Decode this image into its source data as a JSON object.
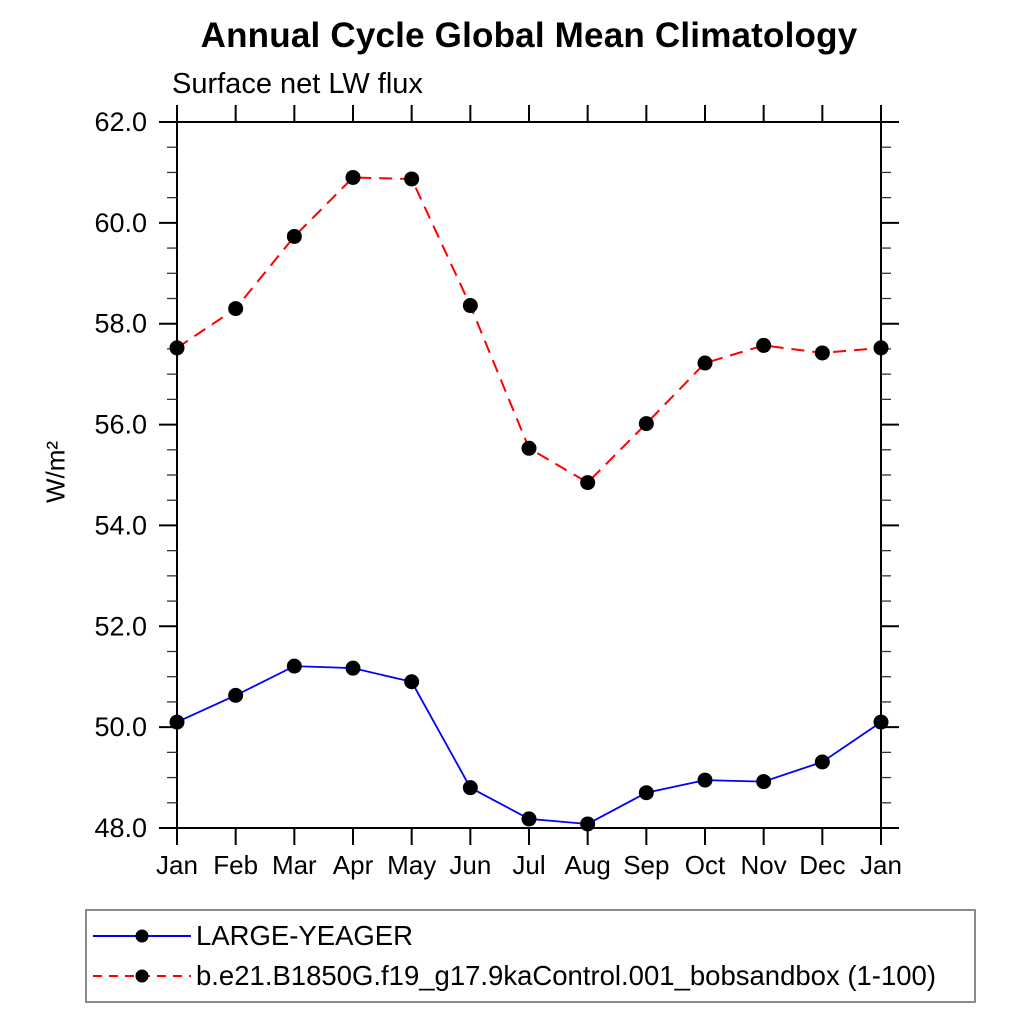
{
  "chart_data": {
    "type": "line",
    "title": "Annual Cycle Global Mean Climatology",
    "subtitle": "Surface net LW flux",
    "ylabel": "W/m²",
    "xlabel": "",
    "categories": [
      "Jan",
      "Feb",
      "Mar",
      "Apr",
      "May",
      "Jun",
      "Jul",
      "Aug",
      "Sep",
      "Oct",
      "Nov",
      "Dec",
      "Jan"
    ],
    "ylim": [
      48.0,
      62.0
    ],
    "ytick_step": 2.0,
    "yminor_step": 0.5,
    "ytick_format_decimals": 1,
    "grid": false,
    "legend_position": "bottom-left boxed",
    "frame_color": "#000000",
    "marker": "filled-circle",
    "marker_color": "#000000",
    "series": [
      {
        "name": "LARGE-YEAGER",
        "color": "#0000ff",
        "line_style": "solid",
        "values": [
          50.1,
          50.63,
          51.21,
          51.17,
          50.9,
          48.8,
          48.18,
          48.08,
          48.7,
          48.95,
          48.92,
          49.31,
          50.1
        ]
      },
      {
        "name": "b.e21.B1850G.f19_g17.9kaControl.001_bobsandbox (1-100)",
        "color": "#ff0000",
        "line_style": "dashed",
        "values": [
          57.52,
          58.3,
          59.73,
          60.9,
          60.87,
          58.36,
          55.53,
          54.85,
          56.02,
          57.22,
          57.57,
          57.42,
          57.52
        ]
      }
    ]
  }
}
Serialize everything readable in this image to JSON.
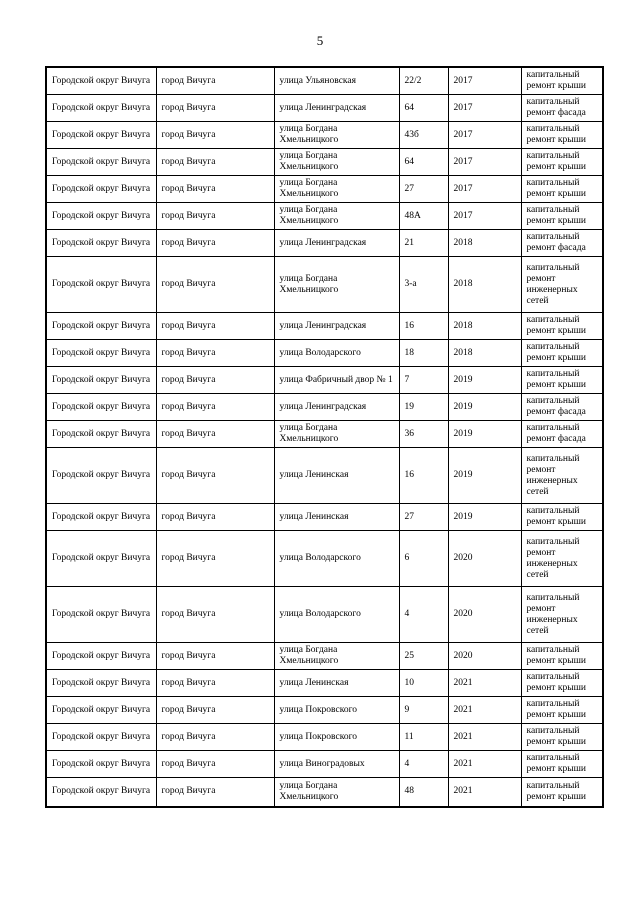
{
  "page": {
    "number": "5"
  },
  "table": {
    "column_keys": [
      "district",
      "city",
      "street",
      "house",
      "year",
      "work"
    ],
    "rows": [
      {
        "district": "Городской округ Вичуга",
        "city": "город Вичуга",
        "street": "улица Ульяновская",
        "house": "22/2",
        "year": "2017",
        "work": "капитальный ремонт крыши"
      },
      {
        "district": "Городской округ Вичуга",
        "city": "город Вичуга",
        "street": "улица Ленинградская",
        "house": "64",
        "year": "2017",
        "work": "капитальный ремонт фасада"
      },
      {
        "district": "Городской округ Вичуга",
        "city": "город Вичуга",
        "street": "улица Богдана Хмельницкого",
        "house": "43б",
        "year": "2017",
        "work": "капитальный ремонт крыши"
      },
      {
        "district": "Городской округ Вичуга",
        "city": "город Вичуга",
        "street": "улица Богдана Хмельницкого",
        "house": "64",
        "year": "2017",
        "work": "капитальный ремонт крыши"
      },
      {
        "district": "Городской округ Вичуга",
        "city": "город Вичуга",
        "street": "улица Богдана Хмельницкого",
        "house": "27",
        "year": "2017",
        "work": "капитальный ремонт крыши"
      },
      {
        "district": "Городской округ Вичуга",
        "city": "город Вичуга",
        "street": "улица Богдана Хмельницкого",
        "house": "48А",
        "year": "2017",
        "work": "капитальный ремонт крыши"
      },
      {
        "district": "Городской округ Вичуга",
        "city": "город Вичуга",
        "street": "улица Ленинградская",
        "house": "21",
        "year": "2018",
        "work": "капитальный ремонт фасада"
      },
      {
        "district": "Городской округ Вичуга",
        "city": "город Вичуга",
        "street": "улица Богдана Хмельницкого",
        "house": "3-а",
        "year": "2018",
        "work": "капитальный ремонт инженерных сетей"
      },
      {
        "district": "Городской округ Вичуга",
        "city": "город Вичуга",
        "street": "улица Ленинградская",
        "house": "16",
        "year": "2018",
        "work": "капитальный ремонт крыши"
      },
      {
        "district": "Городской округ Вичуга",
        "city": "город Вичуга",
        "street": "улица Володарского",
        "house": "18",
        "year": "2018",
        "work": "капитальный ремонт крыши"
      },
      {
        "district": "Городской округ Вичуга",
        "city": "город Вичуга",
        "street": "улица Фабричный двор № 1",
        "house": "7",
        "year": "2019",
        "work": "капитальный ремонт крыши"
      },
      {
        "district": "Городской округ Вичуга",
        "city": "город Вичуга",
        "street": "улица Ленинградская",
        "house": "19",
        "year": "2019",
        "work": "капитальный ремонт фасада"
      },
      {
        "district": "Городской округ Вичуга",
        "city": "город Вичуга",
        "street": "улица Богдана Хмельницкого",
        "house": "36",
        "year": "2019",
        "work": "капитальный ремонт фасада"
      },
      {
        "district": "Городской округ Вичуга",
        "city": "город Вичуга",
        "street": "улица Ленинская",
        "house": "16",
        "year": "2019",
        "work": "капитальный ремонт инженерных сетей"
      },
      {
        "district": "Городской округ Вичуга",
        "city": "город Вичуга",
        "street": "улица Ленинская",
        "house": "27",
        "year": "2019",
        "work": "капитальный ремонт крыши"
      },
      {
        "district": "Городской округ Вичуга",
        "city": "город Вичуга",
        "street": "улица Володарского",
        "house": "6",
        "year": "2020",
        "work": "капитальный ремонт инженерных сетей"
      },
      {
        "district": "Городской округ Вичуга",
        "city": "город Вичуга",
        "street": "улица Володарского",
        "house": "4",
        "year": "2020",
        "work": "капитальный ремонт инженерных сетей"
      },
      {
        "district": "Городской округ Вичуга",
        "city": "город Вичуга",
        "street": "улица Богдана Хмельницкого",
        "house": "25",
        "year": "2020",
        "work": "капитальный ремонт крыши"
      },
      {
        "district": "Городской округ Вичуга",
        "city": "город Вичуга",
        "street": "улица Ленинская",
        "house": "10",
        "year": "2021",
        "work": "капитальный ремонт крыши"
      },
      {
        "district": "Городской округ Вичуга",
        "city": "город Вичуга",
        "street": "улица Покровского",
        "house": "9",
        "year": "2021",
        "work": "капитальный ремонт крыши"
      },
      {
        "district": "Городской округ Вичуга",
        "city": "город Вичуга",
        "street": "улица Покровского",
        "house": "11",
        "year": "2021",
        "work": "капитальный ремонт крыши"
      },
      {
        "district": "Городской округ Вичуга",
        "city": "город Вичуга",
        "street": "улица Виноградовых",
        "house": "4",
        "year": "2021",
        "work": "капитальный ремонт крыши"
      },
      {
        "district": "Городской округ Вичуга",
        "city": "город Вичуга",
        "street": "улица Богдана Хмельницкого",
        "house": "48",
        "year": "2021",
        "work": "капитальный ремонт крыши"
      }
    ]
  },
  "colors": {
    "page_background": "#ffffff",
    "text": "#000000",
    "table_border": "#000000"
  }
}
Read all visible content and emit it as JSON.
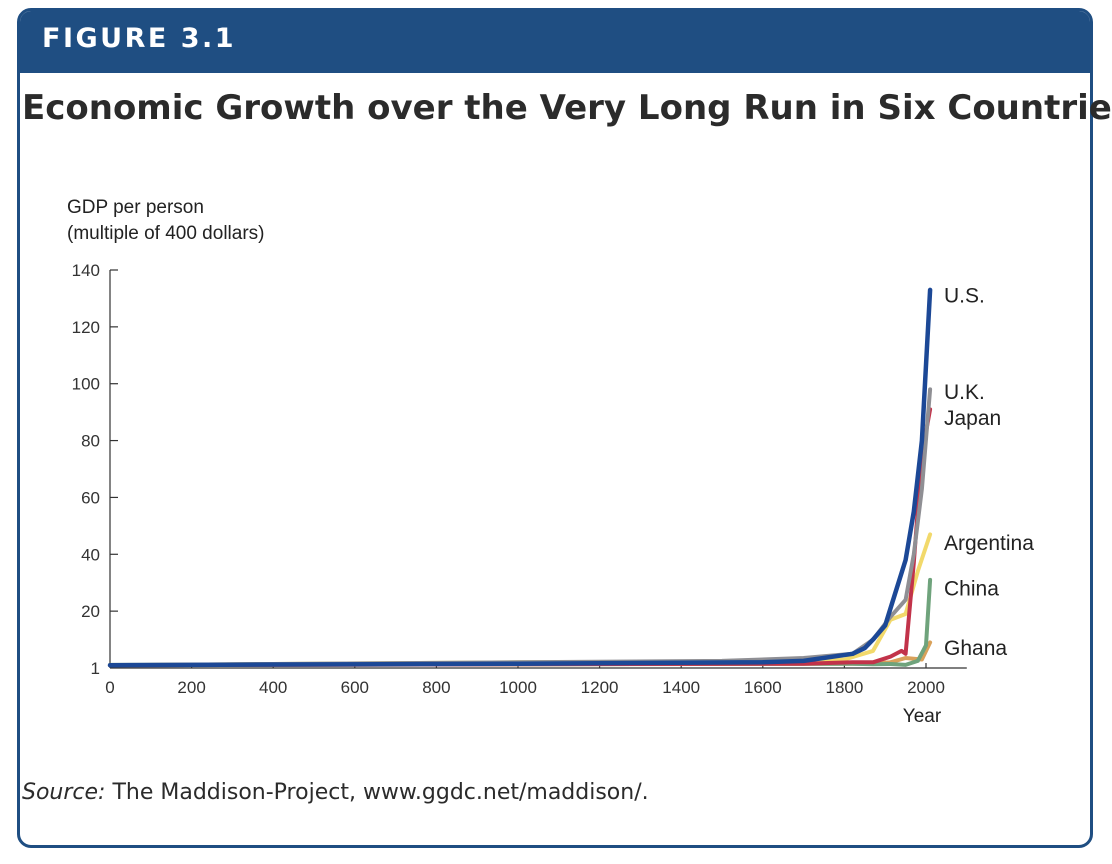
{
  "header": {
    "label": "FIGURE 3.1"
  },
  "title": "Economic Growth over the Very Long Run in Six Countries",
  "source": {
    "prefix": "Source:",
    "text": " The Maddison-Project, www.ggdc.net/maddison/."
  },
  "chart_data": {
    "type": "line",
    "title": "Economic Growth over the Very Long Run in Six Countries",
    "ylabel_line1": "GDP per person",
    "ylabel_line2": "(multiple of 400 dollars)",
    "xlabel": "Year",
    "xlim": [
      0,
      2100
    ],
    "ylim": [
      0,
      140
    ],
    "x_ticks": [
      0,
      200,
      400,
      600,
      800,
      1000,
      1200,
      1400,
      1600,
      1800,
      2000
    ],
    "y_ticks": [
      1,
      20,
      40,
      60,
      80,
      100,
      120,
      140
    ],
    "series": [
      {
        "name": "Ghana",
        "color": "#d9a15a",
        "points": [
          [
            0,
            1
          ],
          [
            1850,
            1.5
          ],
          [
            1913,
            2
          ],
          [
            1950,
            3.5
          ],
          [
            1990,
            3
          ],
          [
            2010,
            9
          ]
        ]
      },
      {
        "name": "China",
        "color": "#6fa37c",
        "points": [
          [
            0,
            1.1
          ],
          [
            1700,
            1.5
          ],
          [
            1820,
            1.5
          ],
          [
            1870,
            1.3
          ],
          [
            1913,
            1.4
          ],
          [
            1950,
            1.1
          ],
          [
            1980,
            2.5
          ],
          [
            2000,
            8
          ],
          [
            2010,
            31
          ]
        ]
      },
      {
        "name": "Argentina",
        "color": "#f2d96b",
        "points": [
          [
            0,
            1
          ],
          [
            1000,
            2
          ],
          [
            1600,
            2
          ],
          [
            1800,
            3
          ],
          [
            1870,
            6
          ],
          [
            1913,
            17
          ],
          [
            1950,
            19
          ],
          [
            1980,
            34
          ],
          [
            2010,
            47
          ]
        ]
      },
      {
        "name": "Japan",
        "color": "#c2334a",
        "points": [
          [
            0,
            1
          ],
          [
            1600,
            1.5
          ],
          [
            1700,
            1.5
          ],
          [
            1820,
            2
          ],
          [
            1870,
            2
          ],
          [
            1913,
            4
          ],
          [
            1940,
            6
          ],
          [
            1950,
            5
          ],
          [
            1970,
            37
          ],
          [
            1990,
            75
          ],
          [
            2010,
            91
          ]
        ]
      },
      {
        "name": "U.K.",
        "color": "#8f8f94",
        "points": [
          [
            0,
            1
          ],
          [
            1000,
            2
          ],
          [
            1500,
            2.5
          ],
          [
            1700,
            3.5
          ],
          [
            1820,
            5
          ],
          [
            1870,
            10
          ],
          [
            1913,
            18
          ],
          [
            1950,
            24
          ],
          [
            1970,
            40
          ],
          [
            1990,
            63
          ],
          [
            2010,
            98
          ]
        ]
      },
      {
        "name": "U.S.",
        "color": "#1c4896",
        "points": [
          [
            0,
            1
          ],
          [
            1000,
            1.5
          ],
          [
            1600,
            2
          ],
          [
            1700,
            2.5
          ],
          [
            1820,
            5
          ],
          [
            1850,
            7
          ],
          [
            1870,
            10
          ],
          [
            1900,
            15
          ],
          [
            1913,
            21
          ],
          [
            1950,
            38
          ],
          [
            1970,
            55
          ],
          [
            1990,
            80
          ],
          [
            2010,
            133
          ]
        ]
      }
    ],
    "labels": {
      "U.S.": {
        "text": "U.S.",
        "y": 131
      },
      "U.K.": {
        "text": "U.K.",
        "y": 97
      },
      "Japan": {
        "text": "Japan",
        "y": 88
      },
      "Argentina": {
        "text": "Argentina",
        "y": 44
      },
      "China": {
        "text": "China",
        "y": 28
      },
      "Ghana": {
        "text": "Ghana",
        "y": 7
      }
    }
  }
}
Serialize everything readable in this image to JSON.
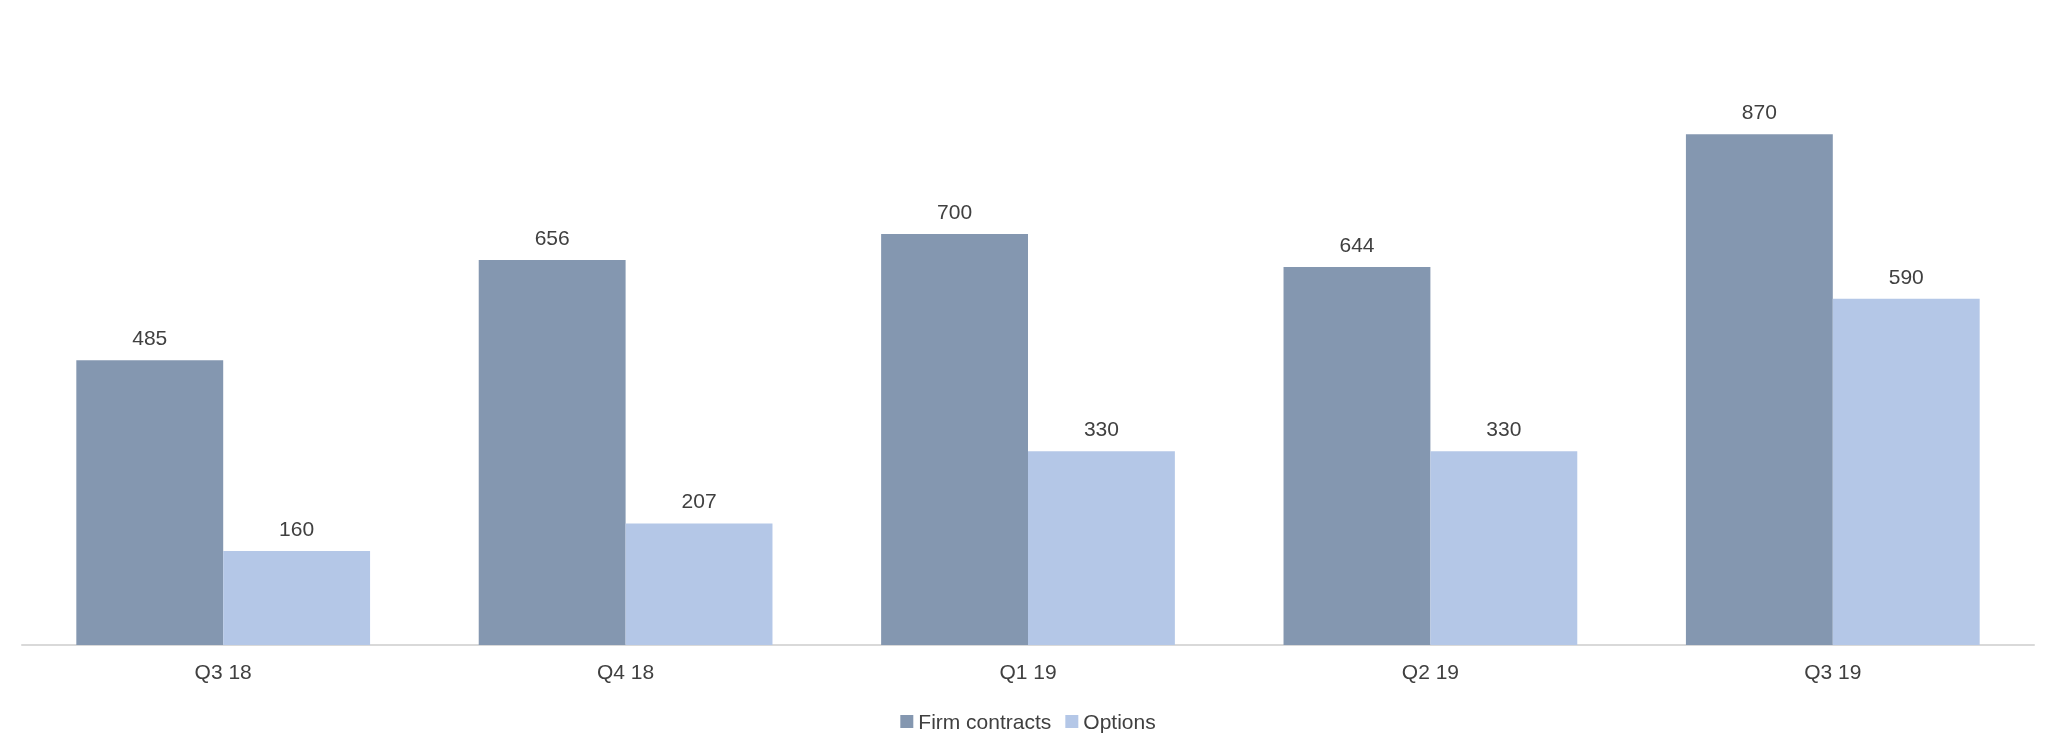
{
  "chart_data": {
    "type": "bar",
    "categories": [
      "Q3 18",
      "Q4 18",
      "Q1 19",
      "Q2 19",
      "Q3 19"
    ],
    "series": [
      {
        "name": "Firm contracts",
        "color": "#8497b0",
        "values": [
          485,
          656,
          700,
          644,
          870
        ]
      },
      {
        "name": "Options",
        "color": "#b4c7e7",
        "values": [
          160,
          207,
          330,
          330,
          590
        ]
      }
    ],
    "data_labels": true,
    "legend": "bottom"
  }
}
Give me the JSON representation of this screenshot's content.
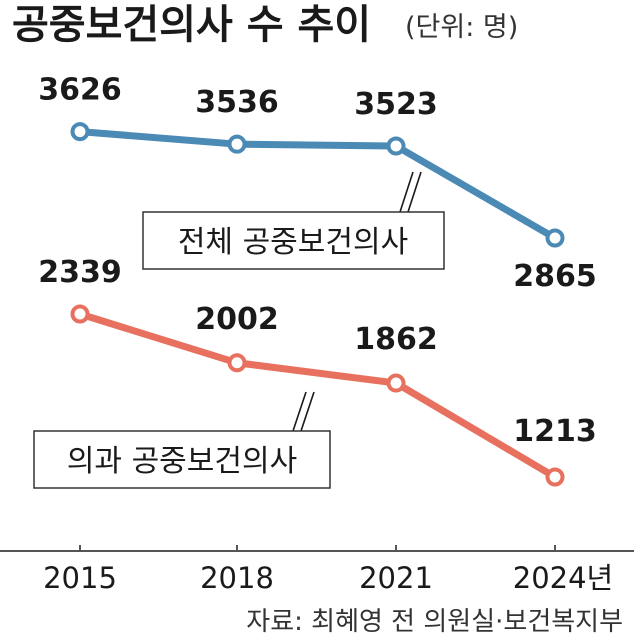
{
  "title": "공중보건의사 수 추이",
  "unit_note": "(단위: 명)",
  "source": "자료: 최혜영 전 의원실·보건복지부",
  "chart_data": {
    "type": "line",
    "categories": [
      "2015",
      "2018",
      "2021",
      "2024년"
    ],
    "series": [
      {
        "name": "전체 공중보건의사",
        "values": [
          3626,
          3536,
          3523,
          2865
        ],
        "color": "#4a8ab5"
      },
      {
        "name": "의과 공중보건의사",
        "values": [
          2339,
          2002,
          1862,
          1213
        ],
        "color": "#e8705f"
      }
    ],
    "grid": false,
    "legend": "inline-callout"
  }
}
......
[What is needed] Scan the data above; copy every line where "over" appears.

[Task solution]
  "title": "Economic Growth over the Very Long Run in Six Countries",
    "title": "Economic Growth over the Very Long Run in Six Countries",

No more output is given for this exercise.